● **CHALLENGE**:
Beneath this task is a listing. State how many of its lines include the string "слой", giving nothing but the number.

● **STORED ROWS**:

------------------------------------------------------------

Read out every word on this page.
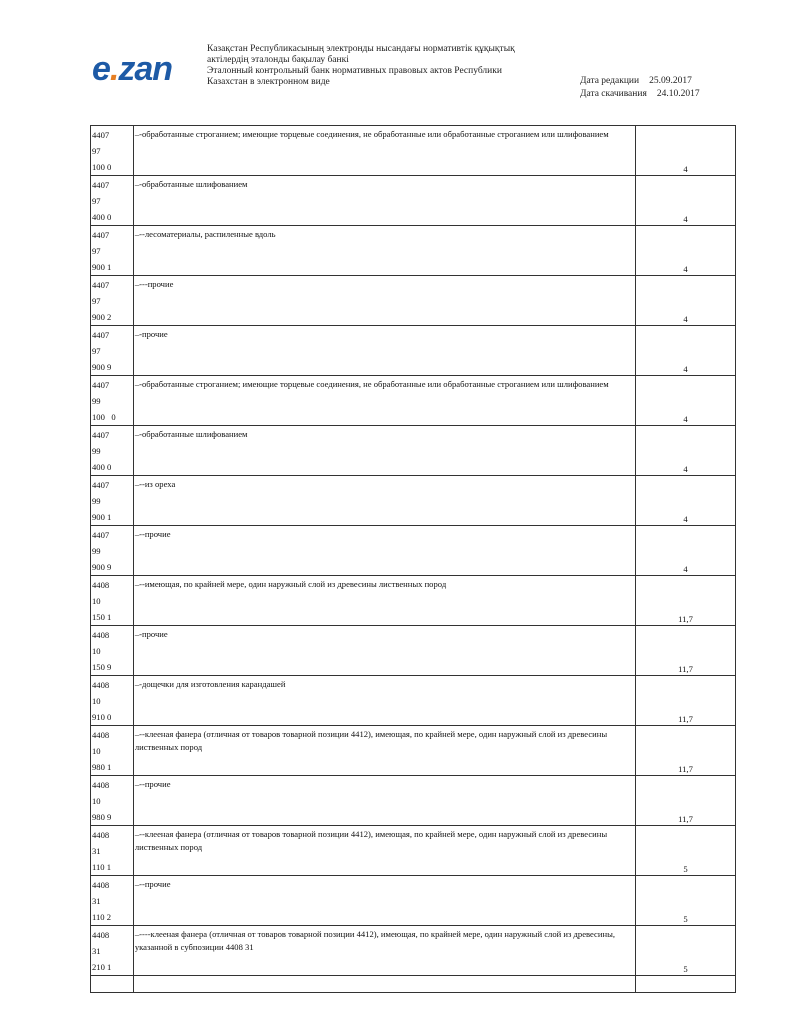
e.zan
Казақстан Республикасының электронды нысандағы нормативтік құқықтық
актілердің эталонды бақылау банкі
Эталонный контрольный банк нормативных правовых актов Республики
Казахстан в электронном виде	Дата редакции 25.09.2017
Дата скачивания 24.10.2017
4407
97
100 0	–-обработанные строганием; имеющие торцевые соединения, не обработанные или обработанные строганием или шлифованием	4

4407
97
400 0	–-обработанные шлифованием	4

4407
97
900 1	–--лесоматериалы, распиленные вдоль	4

4407
97
900 2	–---прочие	4

4407
97
900 9	–-прочие	4

4407
99
100   0	–-обработанные строганием; имеющие торцевые соединения, не обработанные или обработанные строганием или шлифованием	4

4407
99
400 0	–-обработанные шлифованием	4

4407
99
900 1	–--из ореха	4

4407
99
900 9	–--прочие	4

4408
10
150 1	–--имеющая, по крайней мере, один наружный слой из древесины лиственных пород	11,7

4408
10
150 9	–-прочие	11,7

4408
10
910 0	–-дощечки для изготовления карандашей	11,7

4408
10
980 1	–--клееная фанера (отличная от товаров товарной позиции 4412), имеющая, по крайней мере, один наружный слой из древесины лиственных пород	11,7

4408
10
980 9	–--прочие	11,7

4408
31
110 1	–--клееная фанера (отличная от товаров товарной позиции 4412), имеющая, по крайней мере, один наружный слой из древесины лиственных пород	5

4408
31
110 2	–--прочие	5

4408
31
210 1	–----клееная фанера (отличная от товаров товарной позиции 4412), имеющая, по крайней мере, один наружный слой из древесины, указанной в субпозиции 4408 31	5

------------------------------------------------------------

● **RESPONSE TO THE TASK**:
4